● **Problem to solve**
Below are records; work out how many of their lines contain "heading" and give only that number.

● **Given information**

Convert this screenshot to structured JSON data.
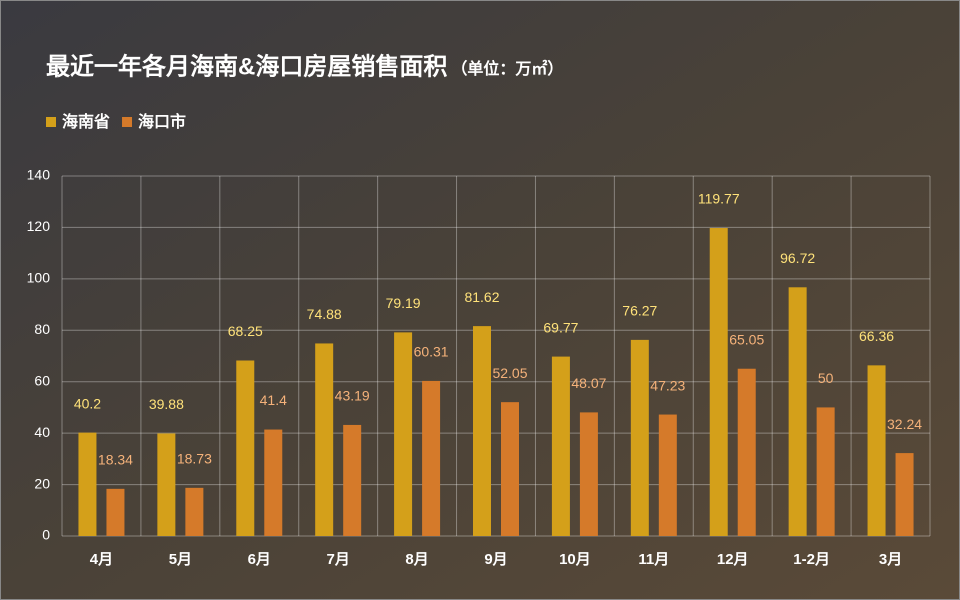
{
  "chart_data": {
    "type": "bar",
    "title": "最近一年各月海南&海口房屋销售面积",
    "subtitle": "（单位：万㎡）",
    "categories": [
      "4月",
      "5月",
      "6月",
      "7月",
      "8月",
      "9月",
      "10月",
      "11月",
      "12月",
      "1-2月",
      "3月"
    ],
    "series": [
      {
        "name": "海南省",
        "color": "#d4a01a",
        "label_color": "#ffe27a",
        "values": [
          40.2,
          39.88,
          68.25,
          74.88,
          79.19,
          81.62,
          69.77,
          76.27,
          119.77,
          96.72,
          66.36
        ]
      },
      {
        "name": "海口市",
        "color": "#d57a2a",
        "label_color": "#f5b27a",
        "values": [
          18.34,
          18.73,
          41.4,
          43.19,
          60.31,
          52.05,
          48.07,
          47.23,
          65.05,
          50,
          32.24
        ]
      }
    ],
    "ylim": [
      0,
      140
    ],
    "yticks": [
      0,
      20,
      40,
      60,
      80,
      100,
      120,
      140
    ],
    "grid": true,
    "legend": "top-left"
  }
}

* * *

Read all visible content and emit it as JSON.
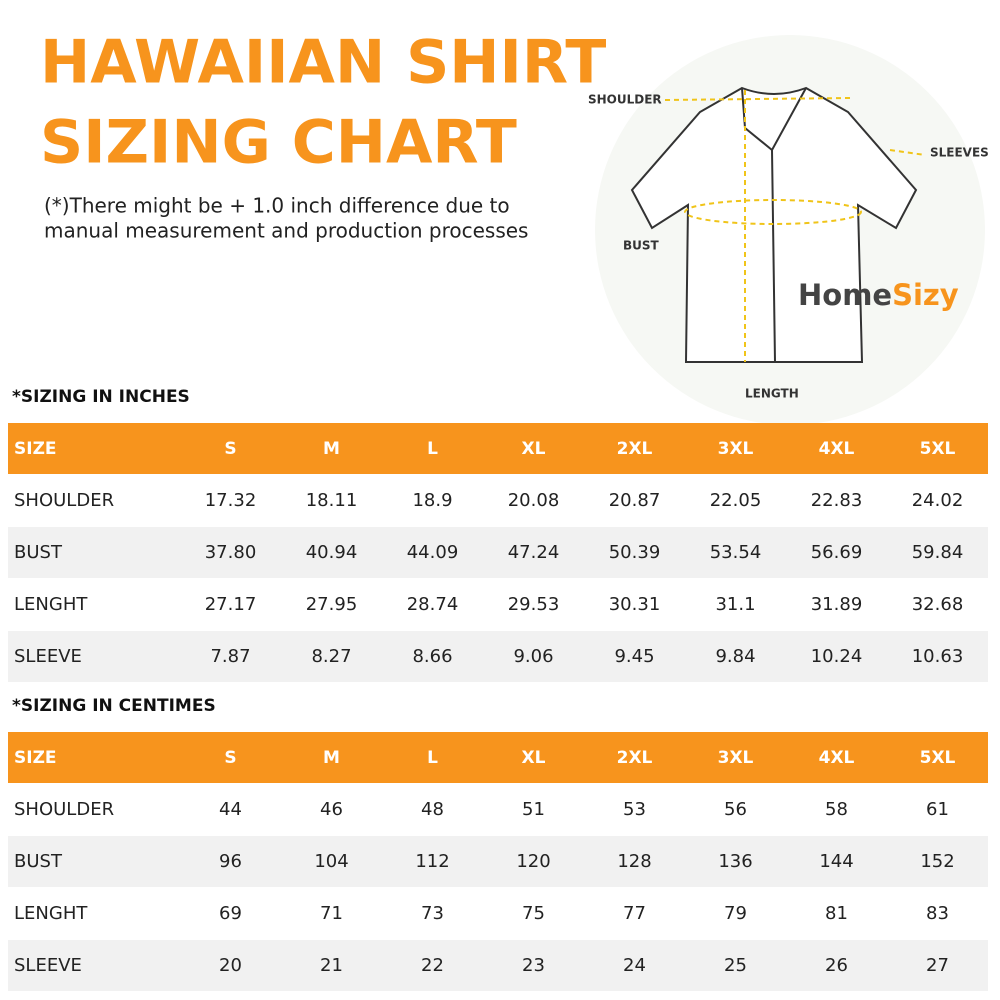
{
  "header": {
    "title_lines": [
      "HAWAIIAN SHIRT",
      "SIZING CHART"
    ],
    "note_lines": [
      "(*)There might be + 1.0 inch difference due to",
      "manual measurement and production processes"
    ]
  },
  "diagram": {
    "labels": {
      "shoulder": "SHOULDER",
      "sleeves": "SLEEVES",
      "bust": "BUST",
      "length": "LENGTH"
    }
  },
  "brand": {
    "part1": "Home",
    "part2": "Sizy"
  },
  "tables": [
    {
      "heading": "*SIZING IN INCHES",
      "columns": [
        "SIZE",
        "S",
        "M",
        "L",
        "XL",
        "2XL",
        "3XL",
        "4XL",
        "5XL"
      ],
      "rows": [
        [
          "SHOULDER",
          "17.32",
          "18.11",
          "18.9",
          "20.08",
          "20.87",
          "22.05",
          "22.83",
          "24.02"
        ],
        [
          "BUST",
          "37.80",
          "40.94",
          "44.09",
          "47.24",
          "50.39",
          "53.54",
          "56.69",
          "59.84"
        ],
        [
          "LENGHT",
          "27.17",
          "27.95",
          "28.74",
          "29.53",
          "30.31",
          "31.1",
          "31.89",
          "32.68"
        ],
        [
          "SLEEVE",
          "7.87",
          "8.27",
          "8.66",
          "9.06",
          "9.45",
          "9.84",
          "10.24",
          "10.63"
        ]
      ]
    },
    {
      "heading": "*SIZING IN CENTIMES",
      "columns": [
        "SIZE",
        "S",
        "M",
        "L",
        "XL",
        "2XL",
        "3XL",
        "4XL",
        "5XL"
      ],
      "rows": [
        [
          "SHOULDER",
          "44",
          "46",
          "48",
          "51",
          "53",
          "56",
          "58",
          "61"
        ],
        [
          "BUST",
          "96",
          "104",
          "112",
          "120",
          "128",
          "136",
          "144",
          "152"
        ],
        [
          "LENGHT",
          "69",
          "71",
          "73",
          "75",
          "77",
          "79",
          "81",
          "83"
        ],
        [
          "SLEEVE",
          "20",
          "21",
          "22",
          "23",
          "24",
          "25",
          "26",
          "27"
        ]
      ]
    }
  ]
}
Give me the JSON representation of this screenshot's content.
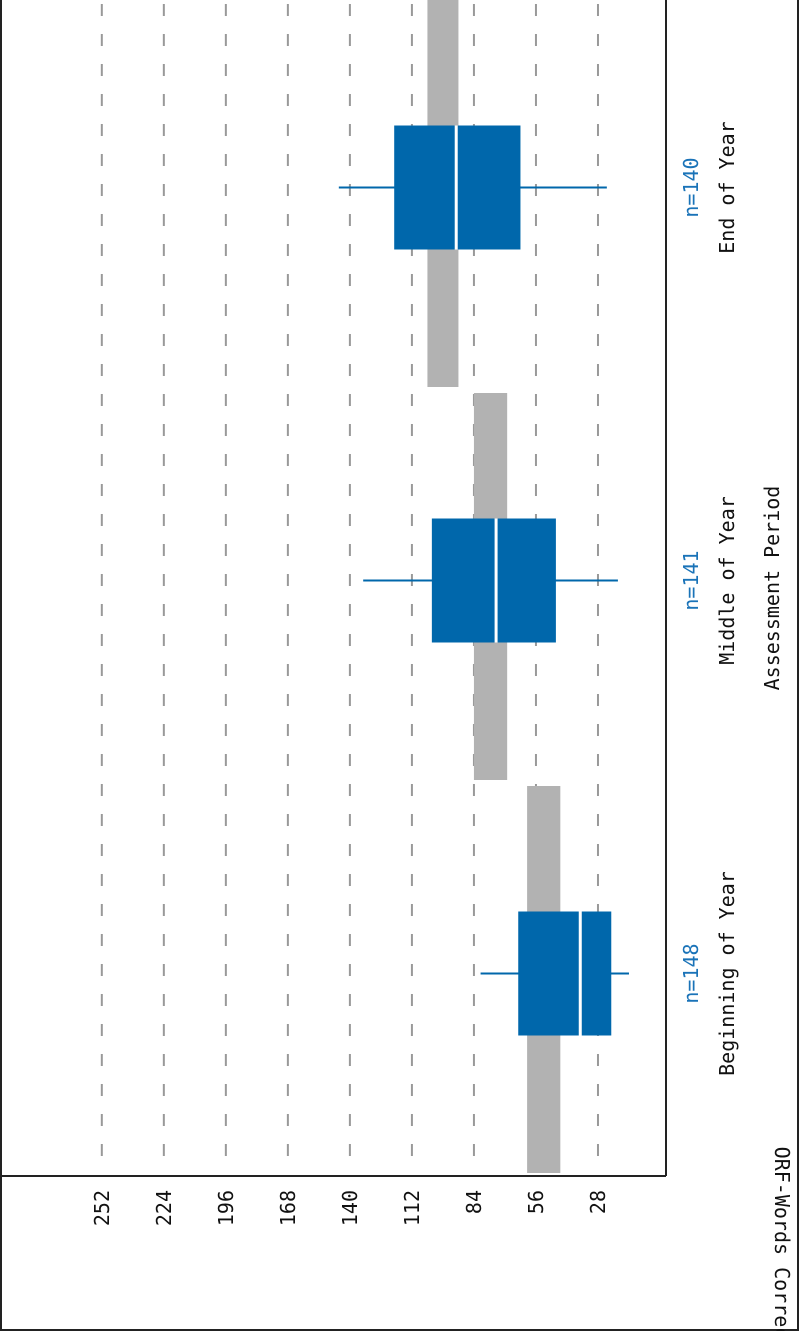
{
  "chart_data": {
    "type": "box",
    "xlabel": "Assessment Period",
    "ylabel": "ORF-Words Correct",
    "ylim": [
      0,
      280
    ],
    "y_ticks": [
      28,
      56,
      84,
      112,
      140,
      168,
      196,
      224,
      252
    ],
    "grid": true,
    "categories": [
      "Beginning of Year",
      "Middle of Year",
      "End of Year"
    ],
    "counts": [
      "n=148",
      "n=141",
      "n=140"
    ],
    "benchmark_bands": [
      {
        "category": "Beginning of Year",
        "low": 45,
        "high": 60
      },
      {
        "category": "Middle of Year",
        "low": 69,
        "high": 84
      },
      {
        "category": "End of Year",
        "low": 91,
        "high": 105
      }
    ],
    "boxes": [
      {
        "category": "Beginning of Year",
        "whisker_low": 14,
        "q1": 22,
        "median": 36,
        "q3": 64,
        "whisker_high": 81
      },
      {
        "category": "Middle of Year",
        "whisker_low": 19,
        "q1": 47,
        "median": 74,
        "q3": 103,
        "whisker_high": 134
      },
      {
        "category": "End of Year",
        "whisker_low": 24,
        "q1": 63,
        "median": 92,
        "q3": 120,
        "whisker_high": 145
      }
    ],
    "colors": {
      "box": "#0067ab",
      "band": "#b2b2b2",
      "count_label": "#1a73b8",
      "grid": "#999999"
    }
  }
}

--

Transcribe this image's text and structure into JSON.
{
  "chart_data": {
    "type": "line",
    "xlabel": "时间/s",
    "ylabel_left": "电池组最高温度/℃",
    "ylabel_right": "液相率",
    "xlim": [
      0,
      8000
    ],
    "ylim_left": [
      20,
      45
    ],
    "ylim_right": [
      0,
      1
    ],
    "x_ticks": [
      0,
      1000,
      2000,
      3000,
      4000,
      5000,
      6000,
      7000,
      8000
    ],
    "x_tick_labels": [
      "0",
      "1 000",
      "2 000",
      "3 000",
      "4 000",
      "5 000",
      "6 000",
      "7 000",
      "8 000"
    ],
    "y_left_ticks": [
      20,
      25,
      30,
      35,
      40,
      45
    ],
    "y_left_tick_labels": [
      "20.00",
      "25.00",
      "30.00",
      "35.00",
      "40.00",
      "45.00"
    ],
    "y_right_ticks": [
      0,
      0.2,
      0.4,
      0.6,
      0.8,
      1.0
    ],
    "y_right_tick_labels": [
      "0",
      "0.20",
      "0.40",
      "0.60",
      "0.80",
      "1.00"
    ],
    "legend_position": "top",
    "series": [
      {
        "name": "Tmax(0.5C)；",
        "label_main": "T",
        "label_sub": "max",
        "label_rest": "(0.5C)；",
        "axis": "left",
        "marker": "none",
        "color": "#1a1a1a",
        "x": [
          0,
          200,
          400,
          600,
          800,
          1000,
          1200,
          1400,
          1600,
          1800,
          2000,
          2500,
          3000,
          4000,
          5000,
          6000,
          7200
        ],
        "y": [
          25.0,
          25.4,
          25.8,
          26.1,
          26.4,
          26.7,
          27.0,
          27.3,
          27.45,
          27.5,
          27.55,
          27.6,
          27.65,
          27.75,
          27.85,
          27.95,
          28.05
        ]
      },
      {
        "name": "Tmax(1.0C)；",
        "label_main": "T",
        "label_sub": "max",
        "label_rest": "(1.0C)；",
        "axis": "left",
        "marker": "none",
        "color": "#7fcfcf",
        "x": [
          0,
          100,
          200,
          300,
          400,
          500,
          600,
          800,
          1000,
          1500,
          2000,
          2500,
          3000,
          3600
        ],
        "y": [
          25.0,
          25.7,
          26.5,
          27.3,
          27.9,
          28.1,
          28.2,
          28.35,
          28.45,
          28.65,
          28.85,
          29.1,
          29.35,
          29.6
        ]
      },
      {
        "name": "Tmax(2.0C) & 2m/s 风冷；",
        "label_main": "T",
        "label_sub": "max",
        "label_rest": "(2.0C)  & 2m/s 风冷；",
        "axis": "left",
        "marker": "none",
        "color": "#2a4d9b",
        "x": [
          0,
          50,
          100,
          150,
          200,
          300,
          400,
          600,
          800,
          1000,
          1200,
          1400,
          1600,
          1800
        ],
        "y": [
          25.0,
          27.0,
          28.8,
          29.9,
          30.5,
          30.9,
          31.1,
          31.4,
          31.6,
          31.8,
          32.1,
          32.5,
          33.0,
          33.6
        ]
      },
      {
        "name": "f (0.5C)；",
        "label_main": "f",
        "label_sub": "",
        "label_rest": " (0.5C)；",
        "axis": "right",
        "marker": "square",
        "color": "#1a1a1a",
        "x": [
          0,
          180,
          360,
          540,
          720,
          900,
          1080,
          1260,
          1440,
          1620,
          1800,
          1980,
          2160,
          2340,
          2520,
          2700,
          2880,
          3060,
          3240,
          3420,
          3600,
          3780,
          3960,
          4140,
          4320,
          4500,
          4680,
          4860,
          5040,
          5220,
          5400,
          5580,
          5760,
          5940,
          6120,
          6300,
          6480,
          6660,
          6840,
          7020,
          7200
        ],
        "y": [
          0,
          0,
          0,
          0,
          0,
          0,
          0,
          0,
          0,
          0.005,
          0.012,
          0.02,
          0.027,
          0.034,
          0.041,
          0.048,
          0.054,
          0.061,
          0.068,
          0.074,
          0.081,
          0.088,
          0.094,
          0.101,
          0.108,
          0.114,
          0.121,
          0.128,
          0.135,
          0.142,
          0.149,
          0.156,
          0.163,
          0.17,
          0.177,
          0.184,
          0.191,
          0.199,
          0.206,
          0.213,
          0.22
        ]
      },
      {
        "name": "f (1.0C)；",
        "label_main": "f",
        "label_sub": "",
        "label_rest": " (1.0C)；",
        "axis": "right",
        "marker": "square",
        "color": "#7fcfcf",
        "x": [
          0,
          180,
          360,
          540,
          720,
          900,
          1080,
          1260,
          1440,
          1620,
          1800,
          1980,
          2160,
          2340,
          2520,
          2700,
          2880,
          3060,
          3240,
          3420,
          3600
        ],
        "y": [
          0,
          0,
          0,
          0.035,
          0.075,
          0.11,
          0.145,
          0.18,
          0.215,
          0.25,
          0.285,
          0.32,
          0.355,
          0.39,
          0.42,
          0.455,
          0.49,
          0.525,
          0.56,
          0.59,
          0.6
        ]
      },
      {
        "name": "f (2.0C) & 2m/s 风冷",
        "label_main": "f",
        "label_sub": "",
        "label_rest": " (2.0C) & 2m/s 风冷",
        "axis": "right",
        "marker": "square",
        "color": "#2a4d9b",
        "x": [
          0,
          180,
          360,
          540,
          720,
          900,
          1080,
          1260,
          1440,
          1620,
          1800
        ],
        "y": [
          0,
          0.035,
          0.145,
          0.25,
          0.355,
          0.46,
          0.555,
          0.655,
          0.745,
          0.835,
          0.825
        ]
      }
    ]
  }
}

● **Output of the exercise**
2